TASK REQUIREMENTS: Without the images, write out the whole listing exactly.

▼▼▼

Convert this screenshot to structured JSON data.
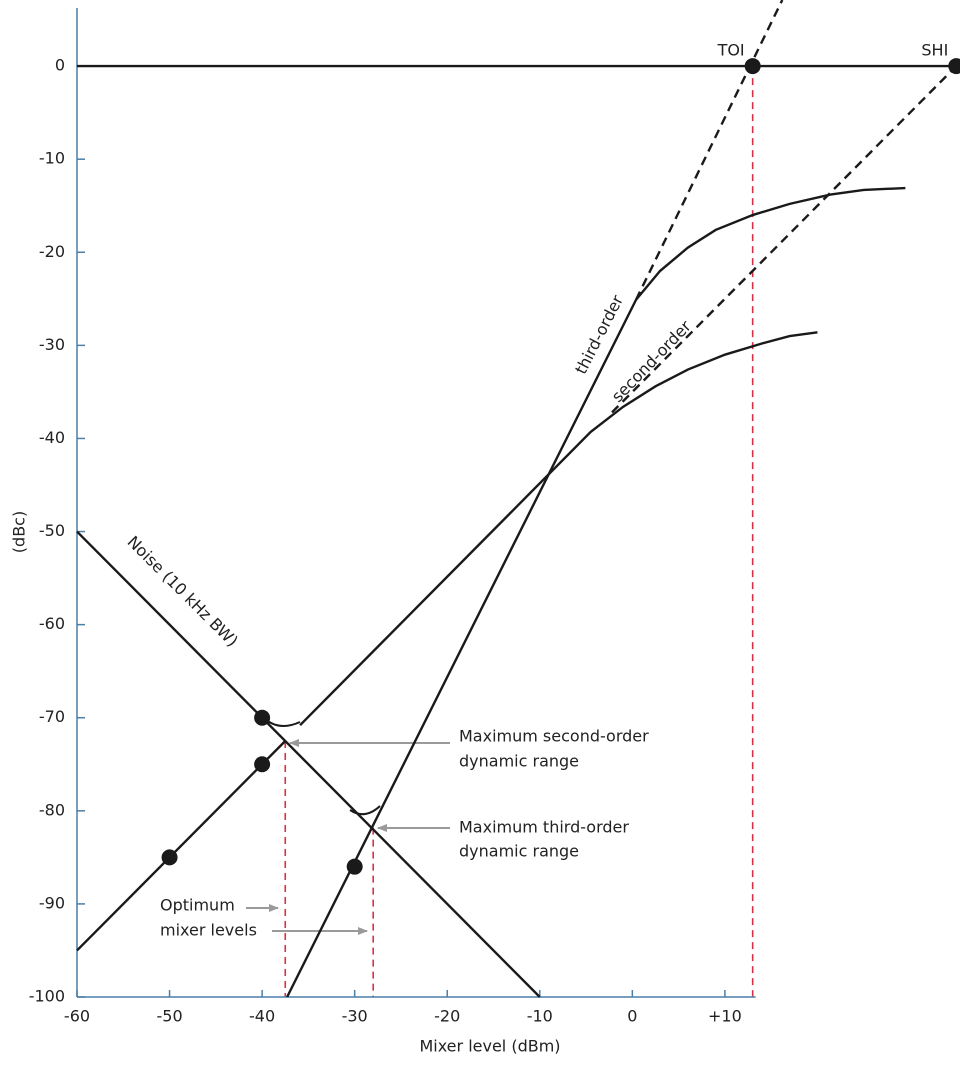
{
  "chart_data": {
    "type": "line",
    "xlabel": "Mixer level (dBm)",
    "ylabel": "(dBc)",
    "xlim": [
      -60,
      35.4
    ],
    "ylim": [
      -100,
      7.1
    ],
    "xticks": [
      -60,
      -50,
      -40,
      -30,
      -20,
      -10,
      0,
      {
        "value": 10,
        "label": "+10"
      }
    ],
    "yticks": [
      0,
      -10,
      -20,
      -30,
      -40,
      -50,
      -60,
      -70,
      -80,
      -90,
      -100
    ],
    "series": [
      {
        "name": "Noise (10 kHz BW)",
        "color": "#1a1a1a",
        "x": [
          -60,
          -10
        ],
        "values": [
          -50,
          -100
        ]
      },
      {
        "name": "third-order",
        "color": "#1a1a1a",
        "x": [
          -37.3,
          0.4,
          3,
          6,
          9,
          13,
          17,
          21.4,
          25,
          29.5
        ],
        "values": [
          -100,
          -25.1,
          -22,
          -19.5,
          -17.6,
          -16,
          -14.8,
          -13.8,
          -13.3,
          -13.1
        ]
      },
      {
        "name": "second-order",
        "color": "#1a1a1a",
        "x": [
          -35.9,
          -4.5,
          -1,
          2.5,
          6,
          10,
          14,
          17,
          20
        ],
        "values": [
          -70.8,
          -39.3,
          -36.6,
          -34.4,
          -32.6,
          -31,
          -29.8,
          -29,
          -28.6
        ]
      }
    ],
    "lines": [
      {
        "color": "#1a1a1a",
        "dash": false,
        "x": [
          -60,
          35.4
        ],
        "values": [
          0,
          0
        ]
      },
      {
        "color": "#1a1a1a",
        "dash": false,
        "x": [
          -60,
          -37.5
        ],
        "values": [
          -95,
          -72.5
        ]
      },
      {
        "color": "#1a1a1a",
        "dash": true,
        "x": [
          0.4,
          16.2
        ],
        "values": [
          -25.1,
          7.1
        ]
      },
      {
        "color": "#1a1a1a",
        "dash": true,
        "x": [
          -2.2,
          35
        ],
        "values": [
          -37.2,
          0
        ]
      }
    ],
    "markers": [
      {
        "label": "TOI",
        "x": 13,
        "y": 0
      },
      {
        "label": "SHI",
        "x": 35,
        "y": 0
      },
      {
        "x": -40,
        "y": -70
      },
      {
        "x": -40,
        "y": -75
      },
      {
        "x": -50,
        "y": -85
      },
      {
        "x": -30,
        "y": -86
      }
    ],
    "guides": [
      {
        "x": -37.5,
        "y": -72.5
      },
      {
        "x": -28,
        "y": -81.8
      },
      {
        "x": 13,
        "y": 0
      }
    ],
    "guide_color": "#d9304a",
    "annotations": [
      {
        "lines": [
          "Maximum second-order",
          "dynamic range"
        ]
      },
      {
        "lines": [
          "Maximum third-order",
          "dynamic range"
        ]
      },
      {
        "lines": [
          "Optimum",
          "mixer levels"
        ]
      }
    ]
  }
}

▲▲▲

CORRECT OUTPUT:
Convert this screenshot to structured JSON data.
{
  "chart_data": {
    "type": "line",
    "xlabel": "Mixer level (dBm)",
    "ylabel": "(dBc)",
    "xlim": [
      -60,
      35.4
    ],
    "ylim": [
      -100,
      7.1
    ],
    "xticks": [
      -60,
      -50,
      -40,
      -30,
      -20,
      -10,
      0,
      {
        "value": 10,
        "label": "+10"
      }
    ],
    "yticks": [
      0,
      -10,
      -20,
      -30,
      -40,
      -50,
      -60,
      -70,
      -80,
      -90,
      -100
    ],
    "series": [
      {
        "name": "Noise (10 kHz BW)",
        "color": "#1a1a1a",
        "x": [
          -60,
          -10
        ],
        "values": [
          -50,
          -100
        ]
      },
      {
        "name": "third-order",
        "color": "#1a1a1a",
        "x": [
          -37.3,
          0.4,
          3,
          6,
          9,
          13,
          17,
          21.4,
          25,
          29.5
        ],
        "values": [
          -100,
          -25.1,
          -22,
          -19.5,
          -17.6,
          -16,
          -14.8,
          -13.8,
          -13.3,
          -13.1
        ]
      },
      {
        "name": "second-order",
        "color": "#1a1a1a",
        "x": [
          -35.9,
          -4.5,
          -1,
          2.5,
          6,
          10,
          14,
          17,
          20
        ],
        "values": [
          -70.8,
          -39.3,
          -36.6,
          -34.4,
          -32.6,
          -31,
          -29.8,
          -29,
          -28.6
        ]
      }
    ],
    "lines": [
      {
        "color": "#1a1a1a",
        "dash": false,
        "x": [
          -60,
          35.4
        ],
        "values": [
          0,
          0
        ]
      },
      {
        "color": "#1a1a1a",
        "dash": false,
        "x": [
          -60,
          -37.5
        ],
        "values": [
          -95,
          -72.5
        ]
      },
      {
        "color": "#1a1a1a",
        "dash": true,
        "x": [
          0.4,
          16.2
        ],
        "values": [
          -25.1,
          7.1
        ]
      },
      {
        "color": "#1a1a1a",
        "dash": true,
        "x": [
          -2.2,
          35
        ],
        "values": [
          -37.2,
          0
        ]
      }
    ],
    "markers": [
      {
        "label": "TOI",
        "x": 13,
        "y": 0
      },
      {
        "label": "SHI",
        "x": 35,
        "y": 0
      },
      {
        "x": -40,
        "y": -70
      },
      {
        "x": -40,
        "y": -75
      },
      {
        "x": -50,
        "y": -85
      },
      {
        "x": -30,
        "y": -86
      }
    ],
    "guides": [
      {
        "x": -37.5,
        "y": -72.5
      },
      {
        "x": -28,
        "y": -81.8
      },
      {
        "x": 13,
        "y": 0
      }
    ],
    "guide_color": "#d9304a",
    "annotations": [
      {
        "lines": [
          "Maximum second-order",
          "dynamic range"
        ]
      },
      {
        "lines": [
          "Maximum third-order",
          "dynamic range"
        ]
      },
      {
        "lines": [
          "Optimum",
          "mixer levels"
        ]
      }
    ]
  }
}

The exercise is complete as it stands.